Some records:
--
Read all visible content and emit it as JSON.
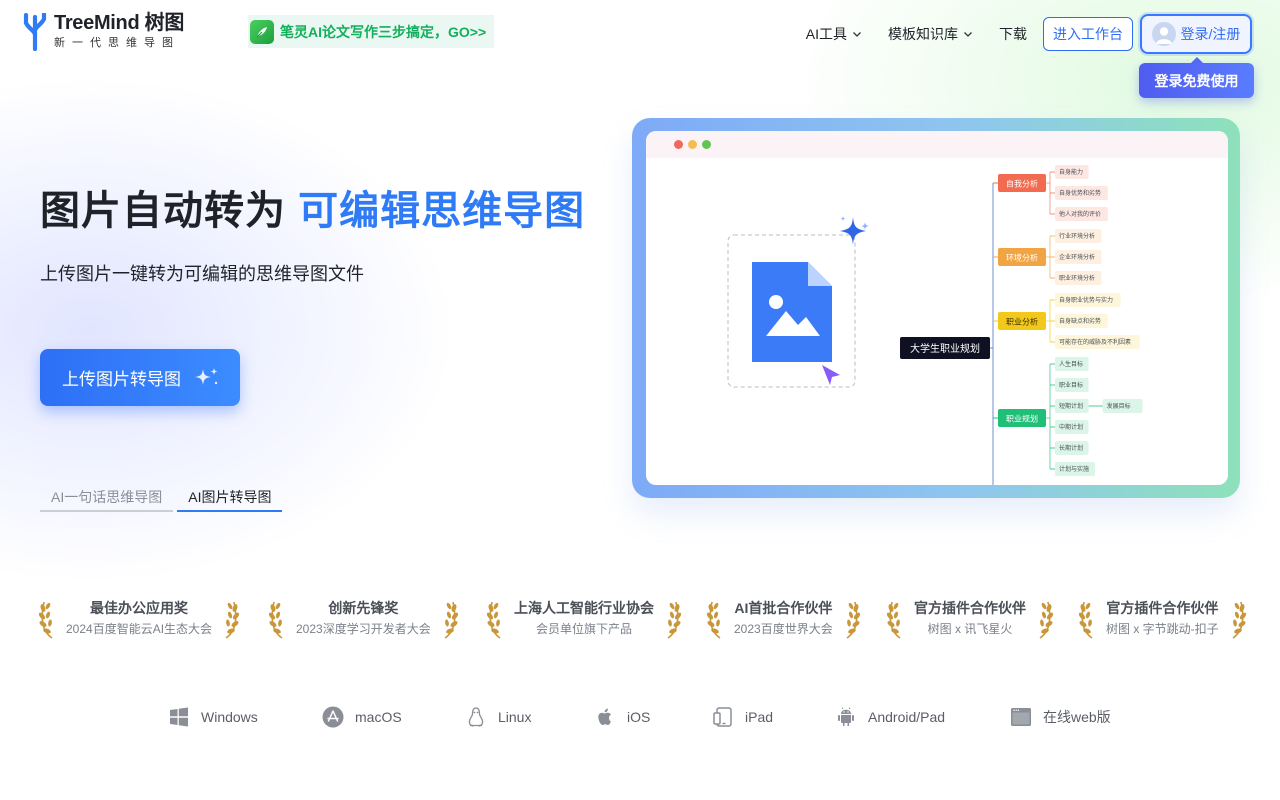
{
  "header": {
    "logo_name": "TreeMind 树图",
    "logo_tagline": "新一代思维导图",
    "promo_text": "笔灵AI论文写作三步搞定，GO>>",
    "nav": [
      {
        "label": "AI工具",
        "dropdown": true
      },
      {
        "label": "模板知识库",
        "dropdown": true
      },
      {
        "label": "下载",
        "dropdown": false
      }
    ],
    "workspace_button": "进入工作台",
    "login_button": "登录/注册",
    "login_tooltip": "登录免费使用"
  },
  "hero": {
    "title_plain": "图片自动转为",
    "title_accent": "可编辑思维导图",
    "subtitle": "上传图片一键转为可编辑的思维导图文件",
    "upload_button": "上传图片转导图",
    "tabs": [
      {
        "label": "AI一句话思维导图",
        "active": false
      },
      {
        "label": "AI图片转导图",
        "active": true
      }
    ]
  },
  "mindmap": {
    "root": "大学生职业规划",
    "branches": [
      {
        "label": "自我分析",
        "color": "#f26a4f",
        "children": [
          "自身能力",
          "自身优势和劣势",
          "他人对我的评价"
        ]
      },
      {
        "label": "环境分析",
        "color": "#f0a444",
        "children": [
          "行业环境分析",
          "企业环境分析",
          "职业环境分析"
        ]
      },
      {
        "label": "职业分析",
        "color": "#f2c81c",
        "children": [
          "自身职业优势与实力",
          "自身缺点和劣势",
          "可能存在的威胁及不利因素"
        ]
      },
      {
        "label": "职业规划",
        "color": "#1fbf78",
        "children": [
          "人生目标",
          "职业目标",
          "短期计划",
          "中期计划",
          "长期计划",
          "计划与实施"
        ],
        "extra": "发展目标"
      }
    ]
  },
  "awards": [
    {
      "title": "最佳办公应用奖",
      "sub": "2024百度智能云AI生态大会"
    },
    {
      "title": "创新先锋奖",
      "sub": "2023深度学习开发者大会"
    },
    {
      "title": "上海人工智能行业协会",
      "sub": "会员单位旗下产品"
    },
    {
      "title": "AI首批合作伙伴",
      "sub": "2023百度世界大会"
    },
    {
      "title": "官方插件合作伙伴",
      "sub": "树图 x 讯飞星火"
    },
    {
      "title": "官方插件合作伙伴",
      "sub": "树图 x 字节跳动-扣子"
    }
  ],
  "platforms": [
    {
      "label": "Windows",
      "icon": "windows-icon"
    },
    {
      "label": "macOS",
      "icon": "appstore-icon"
    },
    {
      "label": "Linux",
      "icon": "linux-icon"
    },
    {
      "label": "iOS",
      "icon": "apple-icon"
    },
    {
      "label": "iPad",
      "icon": "tablet-icon"
    },
    {
      "label": "Android/Pad",
      "icon": "android-icon"
    },
    {
      "label": "在线web版",
      "icon": "browser-icon"
    }
  ],
  "colors": {
    "accent": "#2f7bf6",
    "promo_green": "#12b05a",
    "tooltip": "#5468f2"
  }
}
--
What needs to be done: Repeat the records word for word. Any picture in them should be left out.

Output of the task:
Read all visible content and emit it as JSON.
{
  "header": {
    "logo_name": "TreeMind 树图",
    "logo_tagline": "新一代思维导图",
    "promo_text": "笔灵AI论文写作三步搞定，GO>>",
    "nav": [
      {
        "label": "AI工具",
        "dropdown": true
      },
      {
        "label": "模板知识库",
        "dropdown": true
      },
      {
        "label": "下载",
        "dropdown": false
      }
    ],
    "workspace_button": "进入工作台",
    "login_button": "登录/注册",
    "login_tooltip": "登录免费使用"
  },
  "hero": {
    "title_plain": "图片自动转为",
    "title_accent": "可编辑思维导图",
    "subtitle": "上传图片一键转为可编辑的思维导图文件",
    "upload_button": "上传图片转导图",
    "tabs": [
      {
        "label": "AI一句话思维导图",
        "active": false
      },
      {
        "label": "AI图片转导图",
        "active": true
      }
    ]
  },
  "mindmap": {
    "root": "大学生职业规划",
    "branches": [
      {
        "label": "自我分析",
        "color": "#f26a4f",
        "children": [
          "自身能力",
          "自身优势和劣势",
          "他人对我的评价"
        ]
      },
      {
        "label": "环境分析",
        "color": "#f0a444",
        "children": [
          "行业环境分析",
          "企业环境分析",
          "职业环境分析"
        ]
      },
      {
        "label": "职业分析",
        "color": "#f2c81c",
        "children": [
          "自身职业优势与实力",
          "自身缺点和劣势",
          "可能存在的威胁及不利因素"
        ]
      },
      {
        "label": "职业规划",
        "color": "#1fbf78",
        "children": [
          "人生目标",
          "职业目标",
          "短期计划",
          "中期计划",
          "长期计划",
          "计划与实施"
        ],
        "extra": "发展目标"
      }
    ]
  },
  "awards": [
    {
      "title": "最佳办公应用奖",
      "sub": "2024百度智能云AI生态大会"
    },
    {
      "title": "创新先锋奖",
      "sub": "2023深度学习开发者大会"
    },
    {
      "title": "上海人工智能行业协会",
      "sub": "会员单位旗下产品"
    },
    {
      "title": "AI首批合作伙伴",
      "sub": "2023百度世界大会"
    },
    {
      "title": "官方插件合作伙伴",
      "sub": "树图 x 讯飞星火"
    },
    {
      "title": "官方插件合作伙伴",
      "sub": "树图 x 字节跳动-扣子"
    }
  ],
  "platforms": [
    {
      "label": "Windows",
      "icon": "windows-icon"
    },
    {
      "label": "macOS",
      "icon": "appstore-icon"
    },
    {
      "label": "Linux",
      "icon": "linux-icon"
    },
    {
      "label": "iOS",
      "icon": "apple-icon"
    },
    {
      "label": "iPad",
      "icon": "tablet-icon"
    },
    {
      "label": "Android/Pad",
      "icon": "android-icon"
    },
    {
      "label": "在线web版",
      "icon": "browser-icon"
    }
  ],
  "colors": {
    "accent": "#2f7bf6",
    "promo_green": "#12b05a",
    "tooltip": "#5468f2"
  }
}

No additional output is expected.